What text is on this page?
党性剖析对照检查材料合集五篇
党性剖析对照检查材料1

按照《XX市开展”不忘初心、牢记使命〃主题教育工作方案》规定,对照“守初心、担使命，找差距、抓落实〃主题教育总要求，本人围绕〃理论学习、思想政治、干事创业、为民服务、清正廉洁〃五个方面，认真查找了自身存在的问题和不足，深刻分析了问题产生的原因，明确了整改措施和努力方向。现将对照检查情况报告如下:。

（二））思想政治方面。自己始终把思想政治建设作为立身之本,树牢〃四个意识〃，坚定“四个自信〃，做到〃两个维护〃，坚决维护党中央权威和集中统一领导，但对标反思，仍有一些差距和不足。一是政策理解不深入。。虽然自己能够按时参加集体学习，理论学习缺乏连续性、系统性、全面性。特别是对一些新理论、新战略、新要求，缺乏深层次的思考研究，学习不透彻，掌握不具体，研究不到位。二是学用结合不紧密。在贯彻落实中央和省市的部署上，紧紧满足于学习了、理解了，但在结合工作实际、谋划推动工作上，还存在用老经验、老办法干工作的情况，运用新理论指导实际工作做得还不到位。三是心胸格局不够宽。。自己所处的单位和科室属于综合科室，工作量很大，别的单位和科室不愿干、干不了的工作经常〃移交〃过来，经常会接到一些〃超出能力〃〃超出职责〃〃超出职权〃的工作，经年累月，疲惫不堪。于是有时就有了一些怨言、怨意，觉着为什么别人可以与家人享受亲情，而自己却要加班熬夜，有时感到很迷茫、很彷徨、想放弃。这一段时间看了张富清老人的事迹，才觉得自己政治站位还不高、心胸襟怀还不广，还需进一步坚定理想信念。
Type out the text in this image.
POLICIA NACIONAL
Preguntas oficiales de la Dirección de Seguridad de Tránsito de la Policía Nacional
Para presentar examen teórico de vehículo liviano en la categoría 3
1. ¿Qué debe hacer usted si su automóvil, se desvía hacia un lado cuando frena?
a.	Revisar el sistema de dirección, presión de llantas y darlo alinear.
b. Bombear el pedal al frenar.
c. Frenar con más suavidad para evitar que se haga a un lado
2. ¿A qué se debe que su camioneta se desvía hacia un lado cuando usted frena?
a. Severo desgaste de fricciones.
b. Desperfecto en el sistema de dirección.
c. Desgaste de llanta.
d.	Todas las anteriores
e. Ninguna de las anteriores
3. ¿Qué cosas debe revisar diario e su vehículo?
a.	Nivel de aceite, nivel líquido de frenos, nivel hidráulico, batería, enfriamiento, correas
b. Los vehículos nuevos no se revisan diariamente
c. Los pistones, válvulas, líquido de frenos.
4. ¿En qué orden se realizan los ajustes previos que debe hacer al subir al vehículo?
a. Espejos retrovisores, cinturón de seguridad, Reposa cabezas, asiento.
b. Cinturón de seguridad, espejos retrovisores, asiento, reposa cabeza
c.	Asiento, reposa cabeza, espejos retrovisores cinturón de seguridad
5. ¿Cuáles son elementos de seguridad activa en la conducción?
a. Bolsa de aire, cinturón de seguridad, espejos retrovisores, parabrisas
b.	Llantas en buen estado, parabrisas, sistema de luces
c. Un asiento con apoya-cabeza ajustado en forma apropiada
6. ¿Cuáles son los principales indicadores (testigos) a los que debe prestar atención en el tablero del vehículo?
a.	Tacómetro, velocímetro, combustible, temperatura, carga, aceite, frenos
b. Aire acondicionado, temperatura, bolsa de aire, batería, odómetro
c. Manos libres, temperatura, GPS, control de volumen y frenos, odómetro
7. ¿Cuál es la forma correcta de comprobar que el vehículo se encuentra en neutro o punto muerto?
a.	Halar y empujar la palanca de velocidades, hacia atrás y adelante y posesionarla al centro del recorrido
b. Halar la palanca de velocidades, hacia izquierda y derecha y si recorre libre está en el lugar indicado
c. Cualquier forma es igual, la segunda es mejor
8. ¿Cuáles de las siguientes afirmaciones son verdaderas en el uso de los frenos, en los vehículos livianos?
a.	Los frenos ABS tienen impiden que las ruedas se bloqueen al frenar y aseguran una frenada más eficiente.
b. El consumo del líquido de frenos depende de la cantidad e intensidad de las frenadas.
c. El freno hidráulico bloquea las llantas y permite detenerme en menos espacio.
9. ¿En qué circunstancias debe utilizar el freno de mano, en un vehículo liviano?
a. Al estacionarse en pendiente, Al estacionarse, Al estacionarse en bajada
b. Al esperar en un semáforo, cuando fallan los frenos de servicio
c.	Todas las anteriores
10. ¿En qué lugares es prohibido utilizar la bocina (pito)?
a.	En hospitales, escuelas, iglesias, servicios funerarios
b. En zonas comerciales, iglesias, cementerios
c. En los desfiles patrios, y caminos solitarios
☆ ☆ ☆ ☆ ☆ ☆ ☆
SHORT TASK
Return, from the data, each line that has the word "Halar" in it.

THE RESULT
a.	Halar y empujar la palanca de velocidades, hacia atrás y adelante y posesionarla al centro del recorrido
b. Halar la palanca de velocidades, hacia izquierda y derecha y si recorre libre está en el lugar indicado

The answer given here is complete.